**** Data for the task

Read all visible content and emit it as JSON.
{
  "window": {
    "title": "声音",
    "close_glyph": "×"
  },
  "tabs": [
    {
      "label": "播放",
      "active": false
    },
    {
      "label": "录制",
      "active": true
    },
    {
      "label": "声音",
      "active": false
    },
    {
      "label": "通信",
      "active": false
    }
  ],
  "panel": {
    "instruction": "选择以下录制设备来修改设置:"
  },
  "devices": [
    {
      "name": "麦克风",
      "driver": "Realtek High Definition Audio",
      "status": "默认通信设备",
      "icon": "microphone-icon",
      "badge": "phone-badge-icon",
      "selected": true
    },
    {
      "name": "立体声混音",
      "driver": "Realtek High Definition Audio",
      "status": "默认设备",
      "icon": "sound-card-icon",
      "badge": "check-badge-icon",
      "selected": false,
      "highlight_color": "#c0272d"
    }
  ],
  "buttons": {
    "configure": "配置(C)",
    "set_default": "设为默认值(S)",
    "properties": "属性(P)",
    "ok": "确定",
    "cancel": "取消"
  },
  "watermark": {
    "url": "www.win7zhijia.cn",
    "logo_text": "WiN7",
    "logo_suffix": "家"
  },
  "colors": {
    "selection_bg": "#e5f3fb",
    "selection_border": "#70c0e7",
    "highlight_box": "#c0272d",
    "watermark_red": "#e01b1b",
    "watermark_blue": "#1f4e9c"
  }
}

********

● **Given instruction**:
Give all the records again. Match them exactly.

● **Final result**:
Read all visible content and emit it as JSON.
{
  "window": {
    "title": "声音",
    "close_glyph": "×"
  },
  "tabs": [
    {
      "label": "播放",
      "active": false
    },
    {
      "label": "录制",
      "active": true
    },
    {
      "label": "声音",
      "active": false
    },
    {
      "label": "通信",
      "active": false
    }
  ],
  "panel": {
    "instruction": "选择以下录制设备来修改设置:"
  },
  "devices": [
    {
      "name": "麦克风",
      "driver": "Realtek High Definition Audio",
      "status": "默认通信设备",
      "icon": "microphone-icon",
      "badge": "phone-badge-icon",
      "selected": true
    },
    {
      "name": "立体声混音",
      "driver": "Realtek High Definition Audio",
      "status": "默认设备",
      "icon": "sound-card-icon",
      "badge": "check-badge-icon",
      "selected": false,
      "highlight_color": "#c0272d"
    }
  ],
  "buttons": {
    "configure": "配置(C)",
    "set_default": "设为默认值(S)",
    "properties": "属性(P)",
    "ok": "确定",
    "cancel": "取消"
  },
  "watermark": {
    "url": "www.win7zhijia.cn",
    "logo_text": "WiN7",
    "logo_suffix": "家"
  },
  "colors": {
    "selection_bg": "#e5f3fb",
    "selection_border": "#70c0e7",
    "highlight_box": "#c0272d",
    "watermark_red": "#e01b1b",
    "watermark_blue": "#1f4e9c"
  }
}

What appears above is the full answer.